Since the development of crude communication systems based on electrical signals, the world's appetite for more and more advanced forms of communication has continually increased. From wired cable networks over which operators would exchange messages using Morse-Code, to the broadband wireless networks of today, whenever technology has provided a means by which to communicate more information, people have found a use for that means, and have demanded more.
Modern communication networks are best characterized by features such as high bandwidth/data-rate, complex communication protocols, various transmission mediums, and various access means. Fiber optic networks span much of the world's surface, acting as long-haul networks for carrying tremendous amounts of data between distant points on the globe. Cable and other wire-based networks supplement coverage provided by fiber optic networks, where fiber networks have not yet been installed, and are still used as part of local area networks (“LAN”), for carrying data between points relatively close to one another. In addition to wire-based networks, wireless networks such as cellular networks (e.g. 2G, 3G, CDMA, WCDMA, WiFi, etc.) may be used to supplement coverage for various devices (e.g. cell phone, wireless IP phone, wireless internet appliance, etc.) not connected to a fixed network connection. Wireless networks may act as complete local loop networks and may provide a complete wireless solution, where a communication device in an area may transmit and receive data from another device entirely across the wireless network.

## Given instruction 1:
According to the passage on communication networks, why are wireless networks such as cellular networks used? Answer in one to three sentences.
## Given instruction 2:
Retype the part of the passage on communication networks that opens with the words containing "Since the development" and closes with "have demanded more.".
The entries that follow come from a separate source and are unrelated to the passage above.

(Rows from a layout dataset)

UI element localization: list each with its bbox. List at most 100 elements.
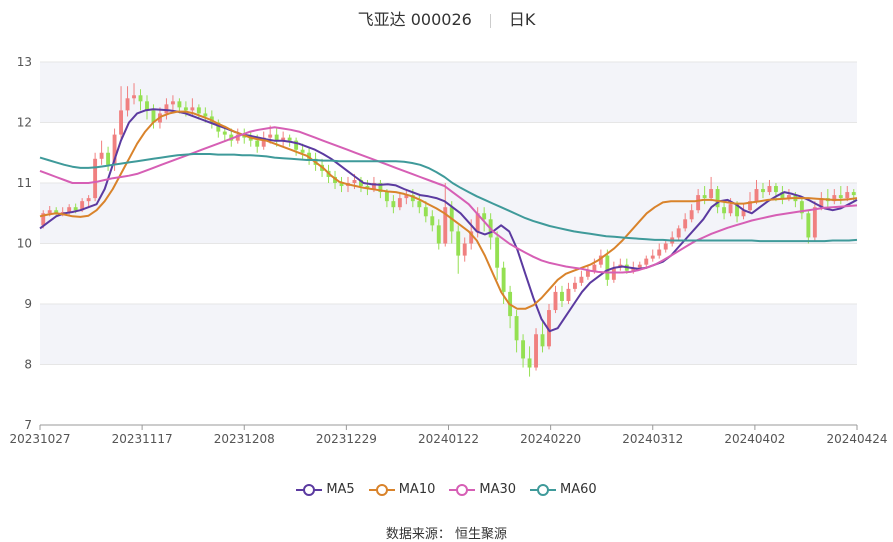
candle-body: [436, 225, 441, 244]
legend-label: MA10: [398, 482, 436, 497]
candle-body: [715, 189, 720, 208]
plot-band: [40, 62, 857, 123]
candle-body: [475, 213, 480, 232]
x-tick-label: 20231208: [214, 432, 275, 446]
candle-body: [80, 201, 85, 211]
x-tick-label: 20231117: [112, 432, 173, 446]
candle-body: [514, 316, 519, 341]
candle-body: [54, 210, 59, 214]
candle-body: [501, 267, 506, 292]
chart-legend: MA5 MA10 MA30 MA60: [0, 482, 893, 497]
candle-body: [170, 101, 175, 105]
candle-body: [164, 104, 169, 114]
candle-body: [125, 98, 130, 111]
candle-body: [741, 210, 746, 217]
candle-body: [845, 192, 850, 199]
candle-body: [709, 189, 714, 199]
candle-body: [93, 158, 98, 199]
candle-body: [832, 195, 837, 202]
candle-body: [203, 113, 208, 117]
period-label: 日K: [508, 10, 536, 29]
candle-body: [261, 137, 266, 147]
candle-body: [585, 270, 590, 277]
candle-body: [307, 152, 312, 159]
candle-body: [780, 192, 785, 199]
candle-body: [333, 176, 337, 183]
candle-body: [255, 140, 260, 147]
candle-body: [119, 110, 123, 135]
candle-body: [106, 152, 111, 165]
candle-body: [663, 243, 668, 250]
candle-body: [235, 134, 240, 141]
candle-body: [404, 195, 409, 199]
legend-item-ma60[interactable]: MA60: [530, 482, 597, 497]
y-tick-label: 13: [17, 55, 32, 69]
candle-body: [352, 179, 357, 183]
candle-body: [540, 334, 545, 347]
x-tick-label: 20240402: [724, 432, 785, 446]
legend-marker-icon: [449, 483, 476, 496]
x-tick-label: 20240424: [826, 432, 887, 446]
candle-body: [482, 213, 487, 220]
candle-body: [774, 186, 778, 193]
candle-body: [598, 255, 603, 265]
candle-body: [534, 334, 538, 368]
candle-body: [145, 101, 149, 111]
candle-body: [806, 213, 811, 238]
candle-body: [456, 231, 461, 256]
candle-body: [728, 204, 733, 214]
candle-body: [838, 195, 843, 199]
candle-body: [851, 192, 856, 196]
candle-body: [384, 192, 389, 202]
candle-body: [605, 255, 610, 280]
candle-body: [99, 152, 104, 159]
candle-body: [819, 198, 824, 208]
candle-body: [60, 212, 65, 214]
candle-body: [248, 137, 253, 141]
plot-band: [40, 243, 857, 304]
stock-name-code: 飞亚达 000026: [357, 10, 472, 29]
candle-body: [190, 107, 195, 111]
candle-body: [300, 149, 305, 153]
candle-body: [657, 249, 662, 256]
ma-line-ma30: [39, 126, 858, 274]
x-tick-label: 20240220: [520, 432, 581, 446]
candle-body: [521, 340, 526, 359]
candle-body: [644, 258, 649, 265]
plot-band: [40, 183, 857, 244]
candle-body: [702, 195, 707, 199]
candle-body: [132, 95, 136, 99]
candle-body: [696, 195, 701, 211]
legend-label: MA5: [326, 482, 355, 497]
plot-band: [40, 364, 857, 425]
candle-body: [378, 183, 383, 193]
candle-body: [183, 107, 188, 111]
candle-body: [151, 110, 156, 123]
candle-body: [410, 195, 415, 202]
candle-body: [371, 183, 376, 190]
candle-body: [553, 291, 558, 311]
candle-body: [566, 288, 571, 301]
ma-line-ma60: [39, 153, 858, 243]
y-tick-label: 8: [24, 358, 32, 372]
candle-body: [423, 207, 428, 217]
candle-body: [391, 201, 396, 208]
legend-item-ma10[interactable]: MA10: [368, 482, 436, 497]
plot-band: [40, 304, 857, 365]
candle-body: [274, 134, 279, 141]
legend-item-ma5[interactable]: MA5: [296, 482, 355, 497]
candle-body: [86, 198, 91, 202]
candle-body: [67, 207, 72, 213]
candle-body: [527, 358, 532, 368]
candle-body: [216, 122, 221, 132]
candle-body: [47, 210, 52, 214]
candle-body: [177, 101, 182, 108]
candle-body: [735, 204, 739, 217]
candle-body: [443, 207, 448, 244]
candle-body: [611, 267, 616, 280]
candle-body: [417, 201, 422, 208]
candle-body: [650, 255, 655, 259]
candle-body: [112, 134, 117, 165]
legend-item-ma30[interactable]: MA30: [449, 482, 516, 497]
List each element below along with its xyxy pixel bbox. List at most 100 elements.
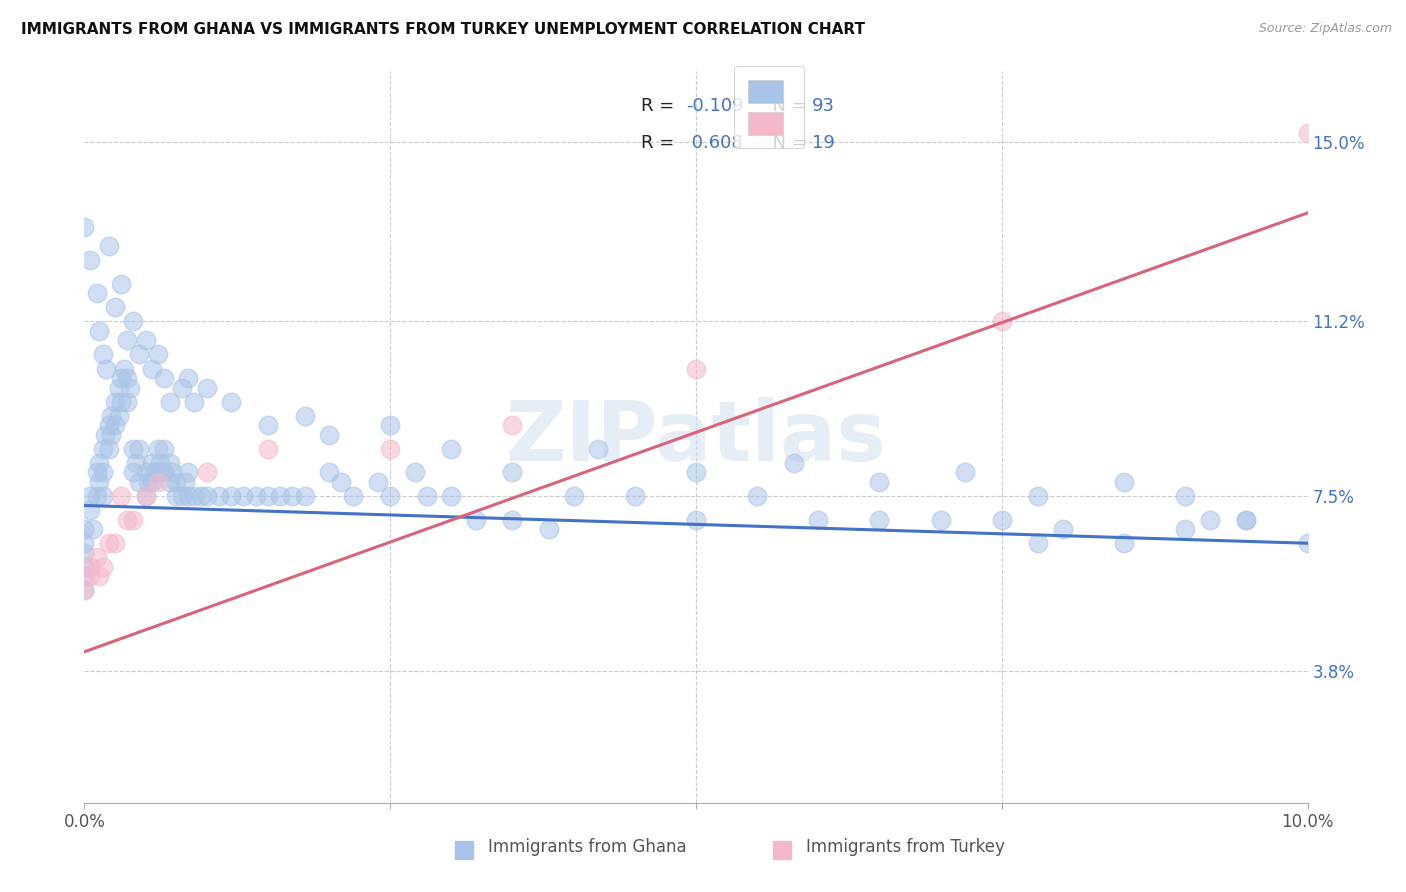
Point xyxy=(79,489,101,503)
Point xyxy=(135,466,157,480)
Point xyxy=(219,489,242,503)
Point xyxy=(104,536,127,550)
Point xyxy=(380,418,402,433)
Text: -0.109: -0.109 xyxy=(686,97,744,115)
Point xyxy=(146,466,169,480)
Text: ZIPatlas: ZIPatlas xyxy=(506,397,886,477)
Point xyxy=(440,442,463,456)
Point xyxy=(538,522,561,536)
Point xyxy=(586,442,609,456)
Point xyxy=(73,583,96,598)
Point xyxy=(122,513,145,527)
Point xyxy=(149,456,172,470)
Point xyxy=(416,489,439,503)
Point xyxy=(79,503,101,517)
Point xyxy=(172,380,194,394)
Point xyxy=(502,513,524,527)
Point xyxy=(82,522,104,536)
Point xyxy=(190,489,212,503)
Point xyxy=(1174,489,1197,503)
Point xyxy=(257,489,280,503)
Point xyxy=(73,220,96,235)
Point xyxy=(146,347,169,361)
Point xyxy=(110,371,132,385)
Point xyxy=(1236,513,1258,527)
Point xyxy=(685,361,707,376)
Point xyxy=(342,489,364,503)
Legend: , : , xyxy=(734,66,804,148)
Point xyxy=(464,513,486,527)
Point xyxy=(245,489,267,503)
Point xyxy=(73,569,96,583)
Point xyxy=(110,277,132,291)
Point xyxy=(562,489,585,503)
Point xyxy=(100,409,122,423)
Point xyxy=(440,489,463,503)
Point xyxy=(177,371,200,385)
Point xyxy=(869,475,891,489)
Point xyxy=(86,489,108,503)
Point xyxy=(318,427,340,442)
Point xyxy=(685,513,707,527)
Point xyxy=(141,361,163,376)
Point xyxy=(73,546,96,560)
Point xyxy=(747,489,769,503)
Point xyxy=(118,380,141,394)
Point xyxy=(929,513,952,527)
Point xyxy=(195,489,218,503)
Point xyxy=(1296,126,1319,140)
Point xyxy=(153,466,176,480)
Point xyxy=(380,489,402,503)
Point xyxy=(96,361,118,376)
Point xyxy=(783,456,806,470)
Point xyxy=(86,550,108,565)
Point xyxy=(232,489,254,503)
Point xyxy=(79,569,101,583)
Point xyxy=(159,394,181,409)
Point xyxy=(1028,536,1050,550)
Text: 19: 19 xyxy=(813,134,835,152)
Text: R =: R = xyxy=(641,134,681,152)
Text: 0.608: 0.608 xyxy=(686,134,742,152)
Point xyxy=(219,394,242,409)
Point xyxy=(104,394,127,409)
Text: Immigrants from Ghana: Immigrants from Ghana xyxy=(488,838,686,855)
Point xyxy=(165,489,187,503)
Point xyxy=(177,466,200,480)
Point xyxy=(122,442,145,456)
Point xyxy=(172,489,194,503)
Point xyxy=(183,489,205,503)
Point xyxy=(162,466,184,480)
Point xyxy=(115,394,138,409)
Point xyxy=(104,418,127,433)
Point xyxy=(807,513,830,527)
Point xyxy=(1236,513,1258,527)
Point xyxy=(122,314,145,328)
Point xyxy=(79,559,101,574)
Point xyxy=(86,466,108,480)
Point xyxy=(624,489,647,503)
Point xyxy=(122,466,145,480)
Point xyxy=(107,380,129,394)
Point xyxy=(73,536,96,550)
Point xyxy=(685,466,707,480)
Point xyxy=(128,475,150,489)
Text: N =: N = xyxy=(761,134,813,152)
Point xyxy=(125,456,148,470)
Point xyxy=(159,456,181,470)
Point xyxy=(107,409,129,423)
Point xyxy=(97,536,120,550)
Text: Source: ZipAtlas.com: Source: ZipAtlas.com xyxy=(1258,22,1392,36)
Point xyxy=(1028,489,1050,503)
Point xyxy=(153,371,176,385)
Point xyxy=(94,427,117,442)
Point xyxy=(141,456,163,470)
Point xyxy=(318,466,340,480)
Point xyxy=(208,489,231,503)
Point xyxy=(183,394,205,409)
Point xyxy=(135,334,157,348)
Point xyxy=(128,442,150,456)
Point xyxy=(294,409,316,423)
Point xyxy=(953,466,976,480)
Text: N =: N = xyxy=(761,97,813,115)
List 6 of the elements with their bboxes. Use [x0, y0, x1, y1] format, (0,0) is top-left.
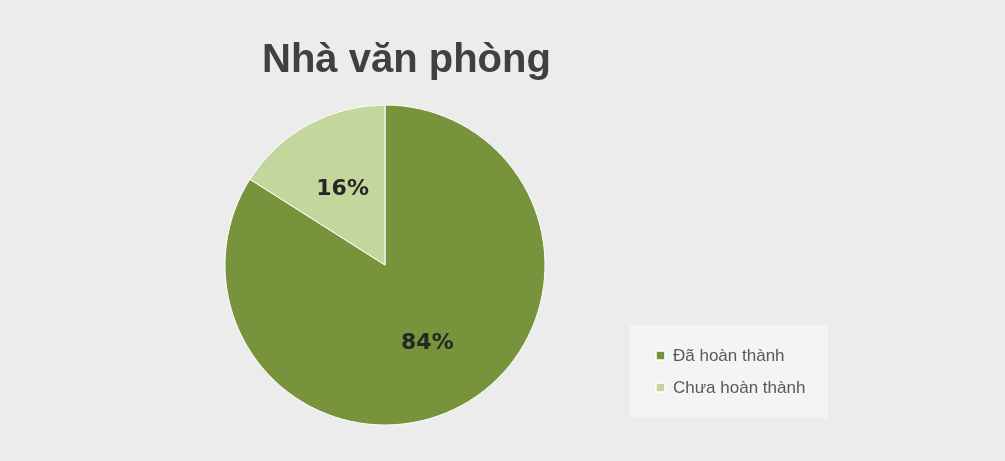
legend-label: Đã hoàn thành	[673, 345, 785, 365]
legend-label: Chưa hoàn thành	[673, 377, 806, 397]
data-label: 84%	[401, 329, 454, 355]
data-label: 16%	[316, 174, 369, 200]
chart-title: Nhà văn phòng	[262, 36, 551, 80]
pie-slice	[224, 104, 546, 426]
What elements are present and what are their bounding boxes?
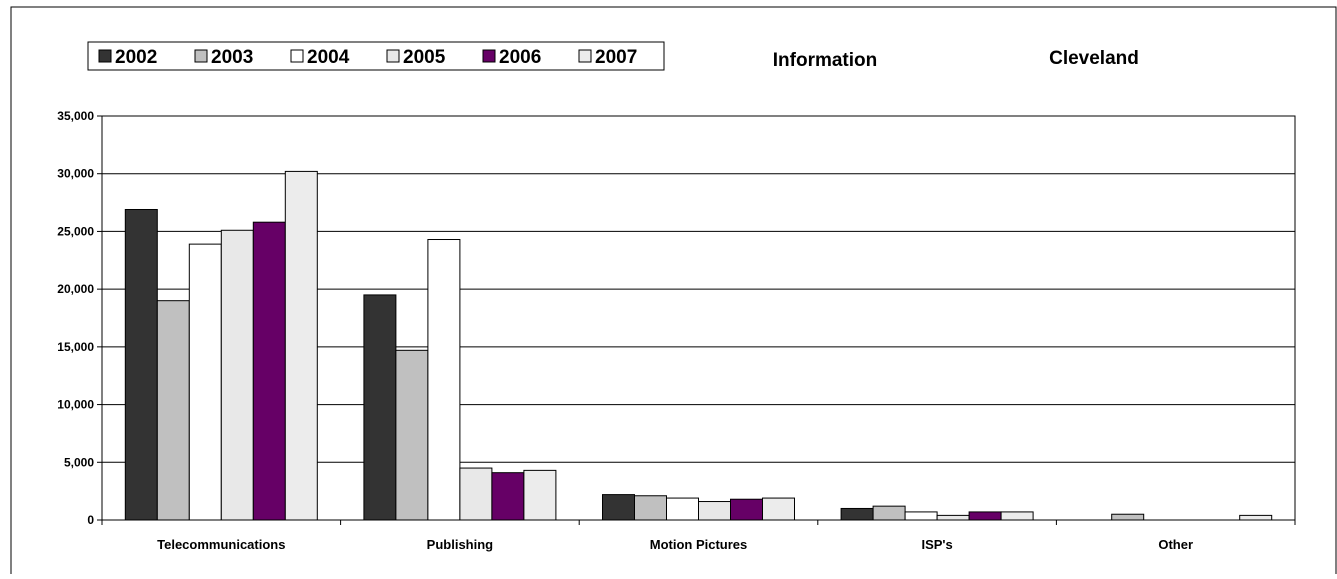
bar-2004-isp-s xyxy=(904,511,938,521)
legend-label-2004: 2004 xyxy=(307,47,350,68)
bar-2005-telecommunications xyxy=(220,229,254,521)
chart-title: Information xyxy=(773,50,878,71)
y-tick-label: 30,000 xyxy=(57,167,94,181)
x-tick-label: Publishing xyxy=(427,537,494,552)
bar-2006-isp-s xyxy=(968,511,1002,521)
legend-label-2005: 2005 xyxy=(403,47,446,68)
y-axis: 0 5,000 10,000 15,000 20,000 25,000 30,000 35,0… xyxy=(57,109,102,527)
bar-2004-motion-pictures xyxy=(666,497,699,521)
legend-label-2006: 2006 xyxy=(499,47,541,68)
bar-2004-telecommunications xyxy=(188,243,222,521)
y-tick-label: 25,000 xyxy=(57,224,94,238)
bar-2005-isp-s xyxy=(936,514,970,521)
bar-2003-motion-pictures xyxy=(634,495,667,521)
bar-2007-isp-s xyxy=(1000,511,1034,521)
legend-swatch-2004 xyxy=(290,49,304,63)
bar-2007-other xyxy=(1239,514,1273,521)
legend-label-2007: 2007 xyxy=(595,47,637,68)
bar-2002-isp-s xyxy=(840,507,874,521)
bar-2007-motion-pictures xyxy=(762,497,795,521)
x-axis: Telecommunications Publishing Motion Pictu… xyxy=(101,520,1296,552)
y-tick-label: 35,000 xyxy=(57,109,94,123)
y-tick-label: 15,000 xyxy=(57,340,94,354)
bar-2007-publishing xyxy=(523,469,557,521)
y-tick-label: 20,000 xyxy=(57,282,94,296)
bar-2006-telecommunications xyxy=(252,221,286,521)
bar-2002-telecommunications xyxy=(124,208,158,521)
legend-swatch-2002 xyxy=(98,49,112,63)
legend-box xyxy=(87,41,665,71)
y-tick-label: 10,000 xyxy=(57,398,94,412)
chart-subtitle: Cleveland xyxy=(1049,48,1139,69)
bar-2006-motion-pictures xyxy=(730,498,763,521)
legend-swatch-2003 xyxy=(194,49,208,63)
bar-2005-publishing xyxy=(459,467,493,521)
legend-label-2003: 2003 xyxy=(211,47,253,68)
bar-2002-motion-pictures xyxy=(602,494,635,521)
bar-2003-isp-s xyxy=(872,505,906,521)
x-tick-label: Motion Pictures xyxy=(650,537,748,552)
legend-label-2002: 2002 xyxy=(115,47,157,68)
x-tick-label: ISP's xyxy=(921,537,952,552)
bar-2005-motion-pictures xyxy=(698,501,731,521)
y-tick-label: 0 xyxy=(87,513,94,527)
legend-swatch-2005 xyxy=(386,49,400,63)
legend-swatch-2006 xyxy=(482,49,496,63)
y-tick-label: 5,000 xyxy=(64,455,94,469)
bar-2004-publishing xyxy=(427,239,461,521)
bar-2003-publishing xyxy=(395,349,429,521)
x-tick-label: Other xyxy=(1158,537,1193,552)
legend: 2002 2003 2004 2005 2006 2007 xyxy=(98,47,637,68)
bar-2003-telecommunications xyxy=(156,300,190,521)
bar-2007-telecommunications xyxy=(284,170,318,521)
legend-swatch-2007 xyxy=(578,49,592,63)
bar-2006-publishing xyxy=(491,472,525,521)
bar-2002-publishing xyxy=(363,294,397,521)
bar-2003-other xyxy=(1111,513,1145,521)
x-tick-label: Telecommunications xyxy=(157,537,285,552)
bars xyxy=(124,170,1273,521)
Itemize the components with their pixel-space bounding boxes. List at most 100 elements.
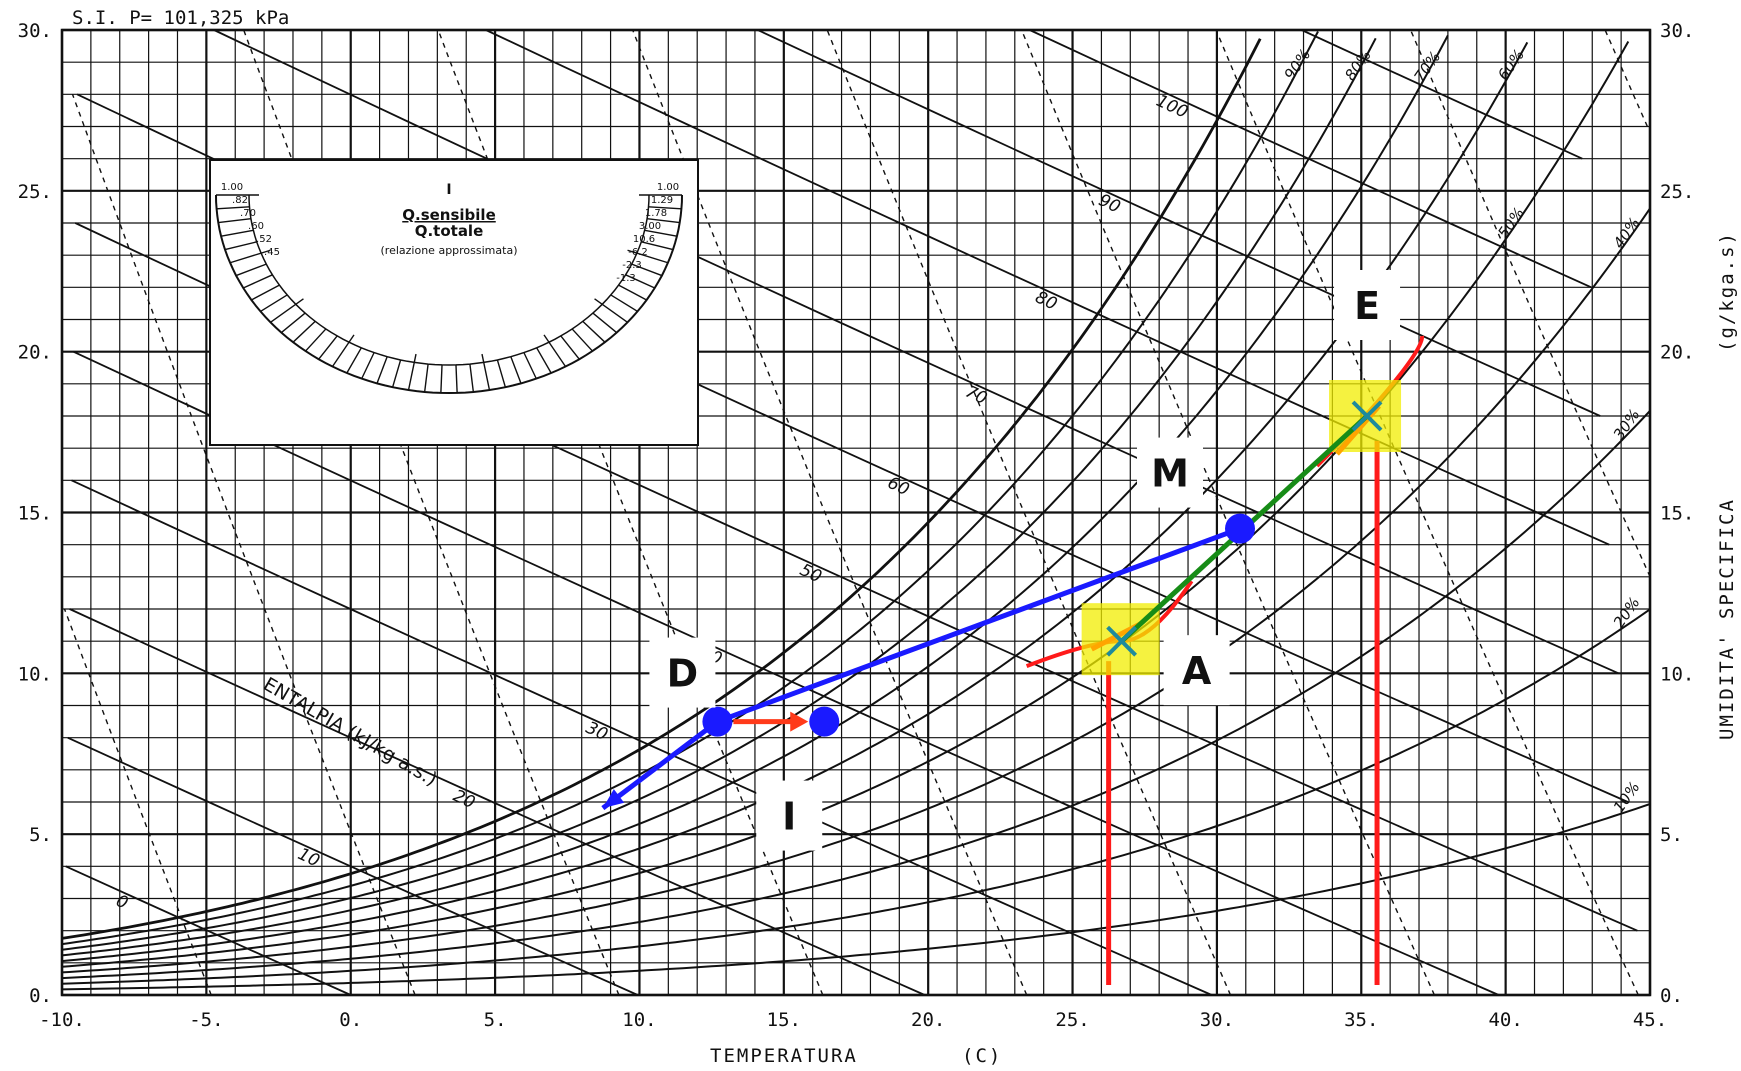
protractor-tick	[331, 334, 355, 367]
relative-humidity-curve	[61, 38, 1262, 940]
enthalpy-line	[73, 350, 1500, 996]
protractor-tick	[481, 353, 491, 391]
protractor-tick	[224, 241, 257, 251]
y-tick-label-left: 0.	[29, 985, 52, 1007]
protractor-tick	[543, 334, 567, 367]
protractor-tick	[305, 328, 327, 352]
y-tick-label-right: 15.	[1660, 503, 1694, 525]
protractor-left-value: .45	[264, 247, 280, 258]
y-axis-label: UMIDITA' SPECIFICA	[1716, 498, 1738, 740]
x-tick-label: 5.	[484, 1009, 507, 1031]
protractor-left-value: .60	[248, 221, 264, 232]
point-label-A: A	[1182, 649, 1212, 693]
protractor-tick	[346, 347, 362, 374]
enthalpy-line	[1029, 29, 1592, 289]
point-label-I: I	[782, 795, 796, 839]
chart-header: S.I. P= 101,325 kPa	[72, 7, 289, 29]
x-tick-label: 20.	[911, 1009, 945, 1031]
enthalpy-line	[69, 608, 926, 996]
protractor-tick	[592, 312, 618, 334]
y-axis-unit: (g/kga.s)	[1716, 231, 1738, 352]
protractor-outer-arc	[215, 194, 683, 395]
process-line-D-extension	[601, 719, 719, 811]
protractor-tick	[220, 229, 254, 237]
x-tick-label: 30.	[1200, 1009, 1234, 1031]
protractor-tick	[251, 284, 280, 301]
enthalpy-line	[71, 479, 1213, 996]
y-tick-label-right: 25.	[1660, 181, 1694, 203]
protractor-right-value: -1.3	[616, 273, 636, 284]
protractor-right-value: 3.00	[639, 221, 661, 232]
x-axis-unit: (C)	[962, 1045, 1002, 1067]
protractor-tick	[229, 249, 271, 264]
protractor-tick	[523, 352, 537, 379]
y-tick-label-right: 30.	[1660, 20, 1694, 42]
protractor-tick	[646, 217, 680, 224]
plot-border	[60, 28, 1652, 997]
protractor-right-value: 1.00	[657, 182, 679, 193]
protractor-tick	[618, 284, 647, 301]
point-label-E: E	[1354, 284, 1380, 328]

## Solution 1:
Wireless networks are used to supplement coverage for devices, such as cell phones, wireless IP phones, and wireless internet appliances, that are not connected to a fixed network connection.

## Solution 2:
Since the development of crude communication systems based on electrical signals, the world's appetite for more and more advanced forms of communication has continually increased. From wired cable networks over which operators would exchange messages using Morse-Code, to the broadband wireless networks of today, whenever technology has provided a means by which to communicate more information, people have found a use for that means, and have demanded more.